# Problem requirements
Below are records to be output exactly, every one of them.

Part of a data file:
▼
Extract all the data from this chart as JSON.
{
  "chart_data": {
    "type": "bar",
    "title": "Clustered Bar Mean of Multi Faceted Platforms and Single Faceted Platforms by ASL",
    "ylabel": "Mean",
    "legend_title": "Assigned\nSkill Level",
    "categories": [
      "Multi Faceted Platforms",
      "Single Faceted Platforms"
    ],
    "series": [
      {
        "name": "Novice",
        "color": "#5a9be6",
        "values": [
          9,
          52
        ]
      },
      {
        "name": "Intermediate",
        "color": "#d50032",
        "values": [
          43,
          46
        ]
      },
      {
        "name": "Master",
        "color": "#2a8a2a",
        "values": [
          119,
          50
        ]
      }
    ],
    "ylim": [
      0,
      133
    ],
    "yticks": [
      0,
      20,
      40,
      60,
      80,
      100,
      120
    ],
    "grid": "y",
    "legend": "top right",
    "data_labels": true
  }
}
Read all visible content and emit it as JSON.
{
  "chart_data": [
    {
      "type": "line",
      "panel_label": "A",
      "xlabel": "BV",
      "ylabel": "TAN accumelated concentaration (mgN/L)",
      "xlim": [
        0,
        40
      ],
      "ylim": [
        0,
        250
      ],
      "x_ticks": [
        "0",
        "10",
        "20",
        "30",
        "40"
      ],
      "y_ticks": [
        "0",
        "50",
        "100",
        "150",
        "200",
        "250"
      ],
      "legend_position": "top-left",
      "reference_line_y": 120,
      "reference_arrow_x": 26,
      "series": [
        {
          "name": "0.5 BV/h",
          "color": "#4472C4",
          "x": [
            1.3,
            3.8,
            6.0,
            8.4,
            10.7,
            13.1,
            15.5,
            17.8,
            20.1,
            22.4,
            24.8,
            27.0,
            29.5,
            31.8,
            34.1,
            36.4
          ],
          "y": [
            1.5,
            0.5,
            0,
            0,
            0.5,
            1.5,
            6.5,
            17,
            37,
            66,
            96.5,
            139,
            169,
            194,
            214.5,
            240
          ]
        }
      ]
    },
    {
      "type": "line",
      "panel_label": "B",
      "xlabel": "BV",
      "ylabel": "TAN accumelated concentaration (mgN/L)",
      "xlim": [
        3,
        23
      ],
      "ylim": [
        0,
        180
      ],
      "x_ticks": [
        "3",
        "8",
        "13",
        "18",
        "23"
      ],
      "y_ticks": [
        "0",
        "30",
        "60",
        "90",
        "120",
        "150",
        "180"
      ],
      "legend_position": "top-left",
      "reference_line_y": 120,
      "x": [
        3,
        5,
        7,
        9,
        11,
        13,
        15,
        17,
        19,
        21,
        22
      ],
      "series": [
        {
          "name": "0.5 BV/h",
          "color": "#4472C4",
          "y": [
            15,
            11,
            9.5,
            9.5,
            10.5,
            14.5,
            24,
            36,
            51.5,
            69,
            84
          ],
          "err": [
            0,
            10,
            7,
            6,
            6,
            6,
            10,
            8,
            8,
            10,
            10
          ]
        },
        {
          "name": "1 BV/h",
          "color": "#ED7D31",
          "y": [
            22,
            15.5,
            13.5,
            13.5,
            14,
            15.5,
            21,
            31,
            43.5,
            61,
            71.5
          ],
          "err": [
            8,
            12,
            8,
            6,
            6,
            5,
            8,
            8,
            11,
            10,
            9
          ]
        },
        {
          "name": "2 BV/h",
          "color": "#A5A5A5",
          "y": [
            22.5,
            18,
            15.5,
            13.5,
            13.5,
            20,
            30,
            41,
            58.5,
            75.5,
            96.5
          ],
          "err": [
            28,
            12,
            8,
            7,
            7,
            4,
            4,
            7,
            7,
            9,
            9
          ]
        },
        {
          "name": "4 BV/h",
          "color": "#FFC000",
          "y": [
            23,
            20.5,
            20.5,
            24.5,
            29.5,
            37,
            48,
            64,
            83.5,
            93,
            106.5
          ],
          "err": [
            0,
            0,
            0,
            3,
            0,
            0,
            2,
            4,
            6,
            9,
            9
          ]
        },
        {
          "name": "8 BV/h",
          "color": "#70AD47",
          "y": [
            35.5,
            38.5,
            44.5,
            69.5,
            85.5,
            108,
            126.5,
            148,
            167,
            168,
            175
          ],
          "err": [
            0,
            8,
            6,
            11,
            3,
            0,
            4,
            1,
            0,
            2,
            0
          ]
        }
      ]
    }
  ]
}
▲
# Response to the exercise
Extract all the data from this chart as JSON.
{
  "chart_data": {
    "type": "bar",
    "title": "Clustered Bar Mean of Multi Faceted Platforms and Single Faceted Platforms by ASL",
    "ylabel": "Mean",
    "legend_title": "Assigned\nSkill Level",
    "categories": [
      "Multi Faceted Platforms",
      "Single Faceted Platforms"
    ],
    "series": [
      {
        "name": "Novice",
        "color": "#5a9be6",
        "values": [
          9,
          52
        ]
      },
      {
        "name": "Intermediate",
        "color": "#d50032",
        "values": [
          43,
          46
        ]
      },
      {
        "name": "Master",
        "color": "#2a8a2a",
        "values": [
          119,
          50
        ]
      }
    ],
    "ylim": [
      0,
      133
    ],
    "yticks": [
      0,
      20,
      40,
      60,
      80,
      100,
      120
    ],
    "grid": "y",
    "legend": "top right",
    "data_labels": true
  }
}
Read all visible content and emit it as JSON.
{
  "chart_data": [
    {
      "type": "line",
      "panel_label": "A",
      "xlabel": "BV",
      "ylabel": "TAN accumelated concentaration (mgN/L)",
      "xlim": [
        0,
        40
      ],
      "ylim": [
        0,
        250
      ],
      "x_ticks": [
        "0",
        "10",
        "20",
        "30",
        "40"
      ],
      "y_ticks": [
        "0",
        "50",
        "100",
        "150",
        "200",
        "250"
      ],
      "legend_position": "top-left",
      "reference_line_y": 120,
      "reference_arrow_x": 26,
      "series": [
        {
          "name": "0.5 BV/h",
          "color": "#4472C4",
          "x": [
            1.3,
            3.8,
            6.0,
            8.4,
            10.7,
            13.1,
            15.5,
            17.8,
            20.1,
            22.4,
            24.8,
            27.0,
            29.5,
            31.8,
            34.1,
            36.4
          ],
          "y": [
            1.5,
            0.5,
            0,
            0,
            0.5,
            1.5,
            6.5,
            17,
            37,
            66,
            96.5,
            139,
            169,
            194,
            214.5,
            240
          ]
        }
      ]
    },
    {
      "type": "line",
      "panel_label": "B",
      "xlabel": "BV",
      "ylabel": "TAN accumelated concentaration (mgN/L)",
      "xlim": [
        3,
        23
      ],
      "ylim": [
        0,
        180
      ],
      "x_ticks": [
        "3",
        "8",
        "13",
        "18",
        "23"
      ],
      "y_ticks": [
        "0",
        "30",
        "60",
        "90",
        "120",
        "150",
        "180"
      ],
      "legend_position": "top-left",
      "reference_line_y": 120,
      "x": [
        3,
        5,
        7,
        9,
        11,
        13,
        15,
        17,
        19,
        21,
        22
      ],
      "series": [
        {
          "name": "0.5 BV/h",
          "color": "#4472C4",
          "y": [
            15,
            11,
            9.5,
            9.5,
            10.5,
            14.5,
            24,
            36,
            51.5,
            69,
            84
          ],
          "err": [
            0,
            10,
            7,
            6,
            6,
            6,
            10,
            8,
            8,
            10,
            10
          ]
        },
        {
          "name": "1 BV/h",
          "color": "#ED7D31",
          "y": [
            22,
            15.5,
            13.5,
            13.5,
            14,
            15.5,
            21,
            31,
            43.5,
            61,
            71.5
          ],
          "err": [
            8,
            12,
            8,
            6,
            6,
            5,
            8,
            8,
            11,
            10,
            9
          ]
        },
        {
          "name": "2 BV/h",
          "color": "#A5A5A5",
          "y": [
            22.5,
            18,
            15.5,
            13.5,
            13.5,
            20,
            30,
            41,
            58.5,
            75.5,
            96.5
          ],
          "err": [
            28,
            12,
            8,
            7,
            7,
            4,
            4,
            7,
            7,
            9,
            9
          ]
        },
        {
          "name": "4 BV/h",
          "color": "#FFC000",
          "y": [
            23,
            20.5,
            20.5,
            24.5,
            29.5,
            37,
            48,
            64,
            83.5,
            93,
            106.5
          ],
          "err": [
            0,
            0,
            0,
            3,
            0,
            0,
            2,
            4,
            6,
            9,
            9
          ]
        },
        {
          "name": "8 BV/h",
          "color": "#70AD47",
          "y": [
            35.5,
            38.5,
            44.5,
            69.5,
            85.5,
            108,
            126.5,
            148,
            167,
            168,
            175
          ],
          "err": [
            0,
            8,
            6,
            11,
            3,
            0,
            4,
            1,
            0,
            2,
            0
          ]
        }
      ]
    }
  ]
}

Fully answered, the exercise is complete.